Your task => Set down all of the data that follows word for word, without the images.

######

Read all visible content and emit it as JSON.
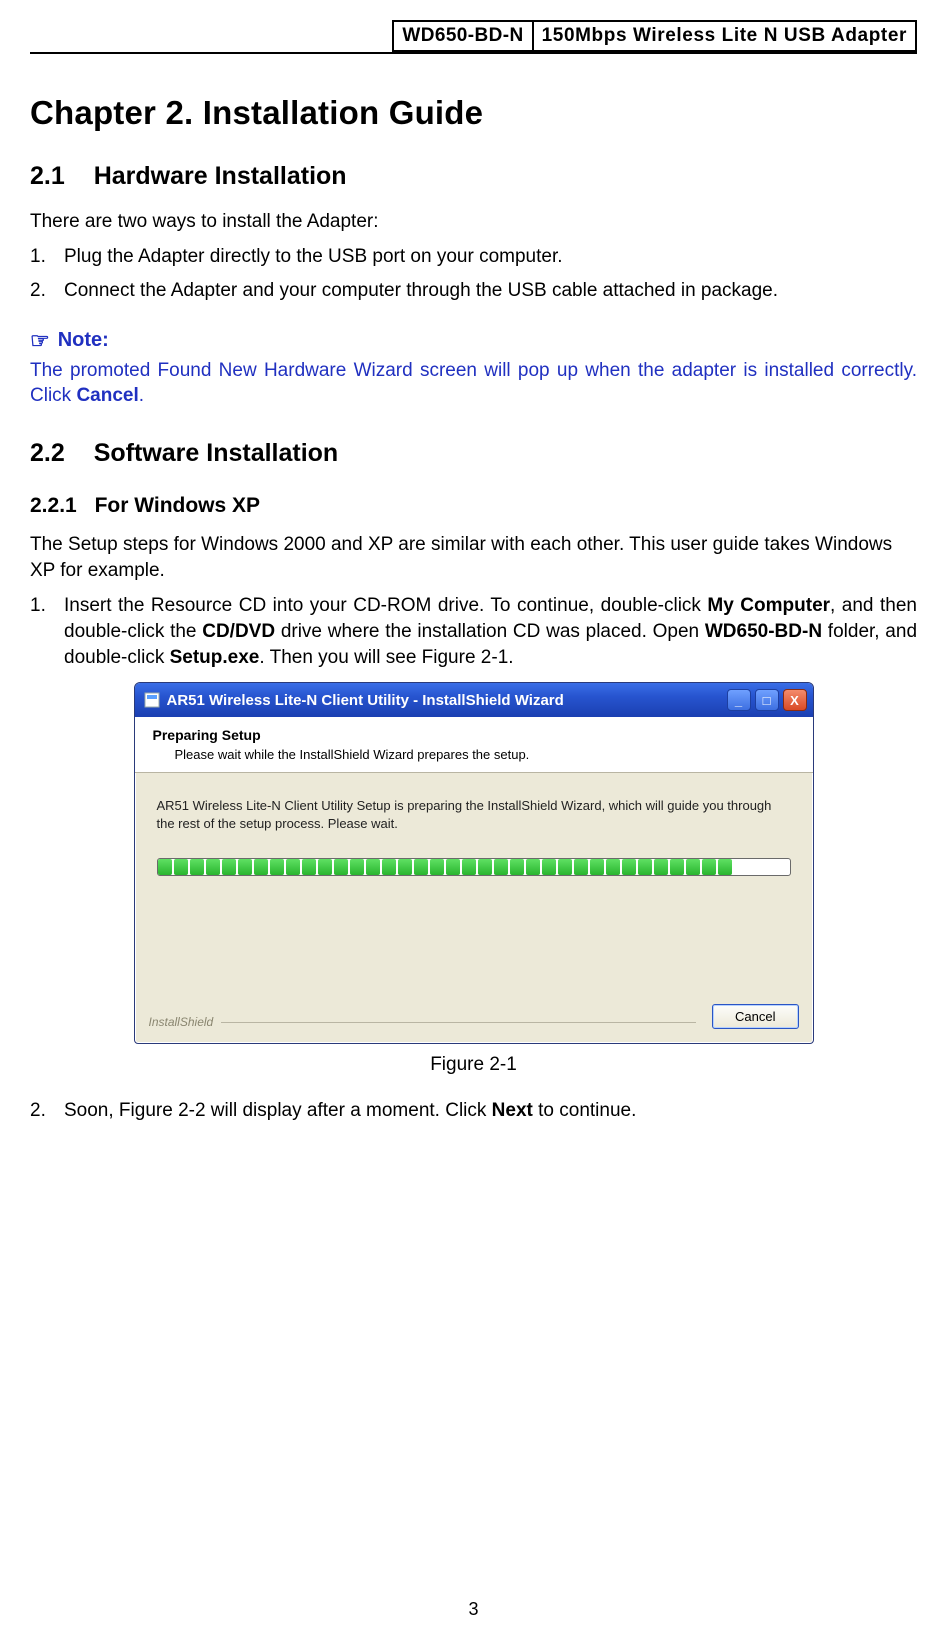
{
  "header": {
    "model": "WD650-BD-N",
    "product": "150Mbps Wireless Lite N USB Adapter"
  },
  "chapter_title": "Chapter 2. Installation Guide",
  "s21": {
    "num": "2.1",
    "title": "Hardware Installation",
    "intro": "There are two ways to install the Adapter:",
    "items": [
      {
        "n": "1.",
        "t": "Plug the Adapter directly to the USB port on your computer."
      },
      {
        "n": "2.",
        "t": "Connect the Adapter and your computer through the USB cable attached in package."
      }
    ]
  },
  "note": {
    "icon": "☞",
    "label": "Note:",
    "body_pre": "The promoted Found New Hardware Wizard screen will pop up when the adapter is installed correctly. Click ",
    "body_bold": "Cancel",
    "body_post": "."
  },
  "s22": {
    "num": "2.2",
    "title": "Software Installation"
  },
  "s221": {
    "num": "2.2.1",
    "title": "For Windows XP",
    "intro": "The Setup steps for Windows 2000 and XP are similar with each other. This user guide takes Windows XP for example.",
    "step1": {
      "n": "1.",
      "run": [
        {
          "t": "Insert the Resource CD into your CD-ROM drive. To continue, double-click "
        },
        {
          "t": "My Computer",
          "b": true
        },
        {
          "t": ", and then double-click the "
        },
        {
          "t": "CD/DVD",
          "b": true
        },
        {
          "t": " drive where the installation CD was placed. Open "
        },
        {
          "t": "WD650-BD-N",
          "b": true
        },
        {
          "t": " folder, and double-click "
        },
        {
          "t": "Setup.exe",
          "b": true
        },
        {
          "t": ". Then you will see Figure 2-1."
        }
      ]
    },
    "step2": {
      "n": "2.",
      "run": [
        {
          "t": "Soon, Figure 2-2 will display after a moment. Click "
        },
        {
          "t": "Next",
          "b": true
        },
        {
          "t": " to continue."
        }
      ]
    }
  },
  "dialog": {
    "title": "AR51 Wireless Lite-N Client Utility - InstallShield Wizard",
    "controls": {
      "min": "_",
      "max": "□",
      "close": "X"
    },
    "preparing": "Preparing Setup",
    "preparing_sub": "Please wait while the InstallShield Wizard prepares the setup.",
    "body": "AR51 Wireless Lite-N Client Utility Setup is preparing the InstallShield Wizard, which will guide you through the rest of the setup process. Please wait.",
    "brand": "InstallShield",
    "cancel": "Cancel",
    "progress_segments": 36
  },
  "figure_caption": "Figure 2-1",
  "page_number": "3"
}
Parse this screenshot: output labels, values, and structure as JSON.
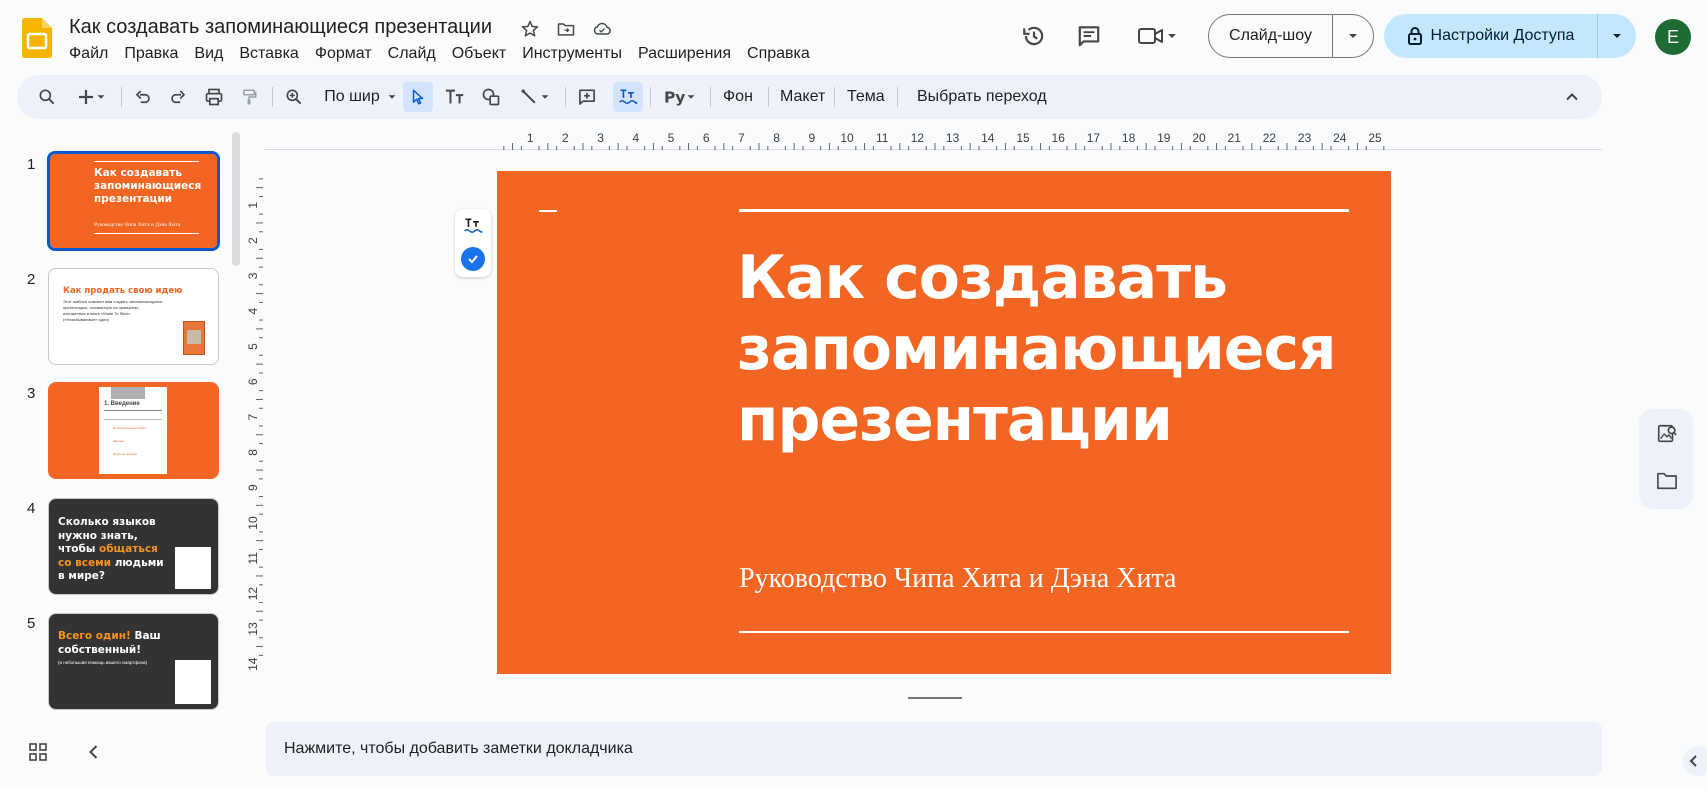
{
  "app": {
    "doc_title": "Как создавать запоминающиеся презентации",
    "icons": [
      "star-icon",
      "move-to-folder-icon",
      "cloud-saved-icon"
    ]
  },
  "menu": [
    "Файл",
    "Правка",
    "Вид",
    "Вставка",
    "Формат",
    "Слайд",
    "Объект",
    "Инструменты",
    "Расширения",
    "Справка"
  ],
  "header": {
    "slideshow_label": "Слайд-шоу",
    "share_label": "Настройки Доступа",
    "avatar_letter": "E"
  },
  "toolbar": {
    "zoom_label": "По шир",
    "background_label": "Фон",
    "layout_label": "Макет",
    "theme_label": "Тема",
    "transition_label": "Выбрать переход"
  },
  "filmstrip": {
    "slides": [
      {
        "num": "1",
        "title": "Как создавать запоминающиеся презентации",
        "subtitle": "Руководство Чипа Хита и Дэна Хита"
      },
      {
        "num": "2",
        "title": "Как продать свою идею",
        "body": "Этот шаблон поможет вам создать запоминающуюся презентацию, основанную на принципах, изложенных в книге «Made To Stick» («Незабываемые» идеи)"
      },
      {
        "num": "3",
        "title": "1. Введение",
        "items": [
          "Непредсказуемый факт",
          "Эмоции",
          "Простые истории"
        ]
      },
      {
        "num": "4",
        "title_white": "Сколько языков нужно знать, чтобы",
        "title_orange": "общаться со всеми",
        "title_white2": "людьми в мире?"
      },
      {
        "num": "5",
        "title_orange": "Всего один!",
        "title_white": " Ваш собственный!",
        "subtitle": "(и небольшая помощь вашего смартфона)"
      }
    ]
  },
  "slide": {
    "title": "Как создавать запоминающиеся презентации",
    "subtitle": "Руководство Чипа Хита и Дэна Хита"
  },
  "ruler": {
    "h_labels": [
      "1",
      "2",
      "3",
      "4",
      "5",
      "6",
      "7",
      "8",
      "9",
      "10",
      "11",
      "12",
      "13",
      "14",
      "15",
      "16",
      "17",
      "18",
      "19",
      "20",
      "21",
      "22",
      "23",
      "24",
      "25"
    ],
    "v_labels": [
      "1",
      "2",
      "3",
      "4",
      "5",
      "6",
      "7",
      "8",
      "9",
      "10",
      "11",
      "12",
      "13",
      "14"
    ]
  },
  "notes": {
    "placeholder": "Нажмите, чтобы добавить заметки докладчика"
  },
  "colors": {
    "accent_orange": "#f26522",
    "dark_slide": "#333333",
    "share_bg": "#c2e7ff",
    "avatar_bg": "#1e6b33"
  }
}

######

Expected output =>
Read all visible content and emit it as JSON.
{
  "header": {
    "model": "WD650-BD-N",
    "product": "150Mbps Wireless Lite N USB Adapter"
  },
  "chapter_title": "Chapter 2. Installation Guide",
  "s21": {
    "num": "2.1",
    "title": "Hardware Installation",
    "intro": "There are two ways to install the Adapter:",
    "items": [
      {
        "n": "1.",
        "t": "Plug the Adapter directly to the USB port on your computer."
      },
      {
        "n": "2.",
        "t": "Connect the Adapter and your computer through the USB cable attached in package."
      }
    ]
  },
  "note": {
    "icon": "☞",
    "label": "Note:",
    "body_pre": "The promoted Found New Hardware Wizard screen will pop up when the adapter is installed correctly. Click ",
    "body_bold": "Cancel",
    "body_post": "."
  },
  "s22": {
    "num": "2.2",
    "title": "Software Installation"
  },
  "s221": {
    "num": "2.2.1",
    "title": "For Windows XP",
    "intro": "The Setup steps for Windows 2000 and XP are similar with each other. This user guide takes Windows XP for example.",
    "step1": {
      "n": "1.",
      "run": [
        {
          "t": "Insert the Resource CD into your CD-ROM drive. To continue, double-click "
        },
        {
          "t": "My Computer",
          "b": true
        },
        {
          "t": ", and then double-click the "
        },
        {
          "t": "CD/DVD",
          "b": true
        },
        {
          "t": " drive where the installation CD was placed. Open "
        },
        {
          "t": "WD650-BD-N",
          "b": true
        },
        {
          "t": " folder, and double-click "
        },
        {
          "t": "Setup.exe",
          "b": true
        },
        {
          "t": ". Then you will see Figure 2-1."
        }
      ]
    },
    "step2": {
      "n": "2.",
      "run": [
        {
          "t": "Soon, Figure 2-2 will display after a moment. Click "
        },
        {
          "t": "Next",
          "b": true
        },
        {
          "t": " to continue."
        }
      ]
    }
  },
  "dialog": {
    "title": "AR51 Wireless Lite-N Client Utility - InstallShield Wizard",
    "controls": {
      "min": "_",
      "max": "□",
      "close": "X"
    },
    "preparing": "Preparing Setup",
    "preparing_sub": "Please wait while the InstallShield Wizard prepares the setup.",
    "body": "AR51 Wireless Lite-N Client Utility Setup is preparing the InstallShield Wizard, which will guide you through the rest of the setup process. Please wait.",
    "brand": "InstallShield",
    "cancel": "Cancel",
    "progress_segments": 36
  },
  "figure_caption": "Figure 2-1",
  "page_number": "3"
}
Parse this screenshot: output labels, values, and structure as JSON.
{
  "app": {
    "doc_title": "Как создавать запоминающиеся презентации",
    "icons": [
      "star-icon",
      "move-to-folder-icon",
      "cloud-saved-icon"
    ]
  },
  "menu": [
    "Файл",
    "Правка",
    "Вид",
    "Вставка",
    "Формат",
    "Слайд",
    "Объект",
    "Инструменты",
    "Расширения",
    "Справка"
  ],
  "header": {
    "slideshow_label": "Слайд-шоу",
    "share_label": "Настройки Доступа",
    "avatar_letter": "E"
  },
  "toolbar": {
    "zoom_label": "По шир",
    "background_label": "Фон",
    "layout_label": "Макет",
    "theme_label": "Тема",
    "transition_label": "Выбрать переход"
  },
  "filmstrip": {
    "slides": [
      {
        "num": "1",
        "title": "Как создавать запоминающиеся презентации",
        "subtitle": "Руководство Чипа Хита и Дэна Хита"
      },
      {
        "num": "2",
        "title": "Как продать свою идею",
        "body": "Этот шаблон поможет вам создать запоминающуюся презентацию, основанную на принципах, изложенных в книге «Made To Stick» («Незабываемые» идеи)"
      },
      {
        "num": "3",
        "title": "1. Введение",
        "items": [
          "Непредсказуемый факт",
          "Эмоции",
          "Простые истории"
        ]
      },
      {
        "num": "4",
        "title_white": "Сколько языков нужно знать, чтобы",
        "title_orange": "общаться со всеми",
        "title_white2": "людьми в мире?"
      },
      {
        "num": "5",
        "title_orange": "Всего один!",
        "title_white": " Ваш собственный!",
        "subtitle": "(и небольшая помощь вашего смартфона)"
      }
    ]
  },
  "slide": {
    "title": "Как создавать запоминающиеся презентации",
    "subtitle": "Руководство Чипа Хита и Дэна Хита"
  },
  "ruler": {
    "h_labels": [
      "1",
      "2",
      "3",
      "4",
      "5",
      "6",
      "7",
      "8",
      "9",
      "10",
      "11",
      "12",
      "13",
      "14",
      "15",
      "16",
      "17",
      "18",
      "19",
      "20",
      "21",
      "22",
      "23",
      "24",
      "25"
    ],
    "v_labels": [
      "1",
      "2",
      "3",
      "4",
      "5",
      "6",
      "7",
      "8",
      "9",
      "10",
      "11",
      "12",
      "13",
      "14"
    ]
  },
  "notes": {
    "placeholder": "Нажмите, чтобы добавить заметки докладчика"
  },
  "colors": {
    "accent_orange": "#f26522",
    "dark_slide": "#333333",
    "share_bg": "#c2e7ff",
    "avatar_bg": "#1e6b33"
  }
}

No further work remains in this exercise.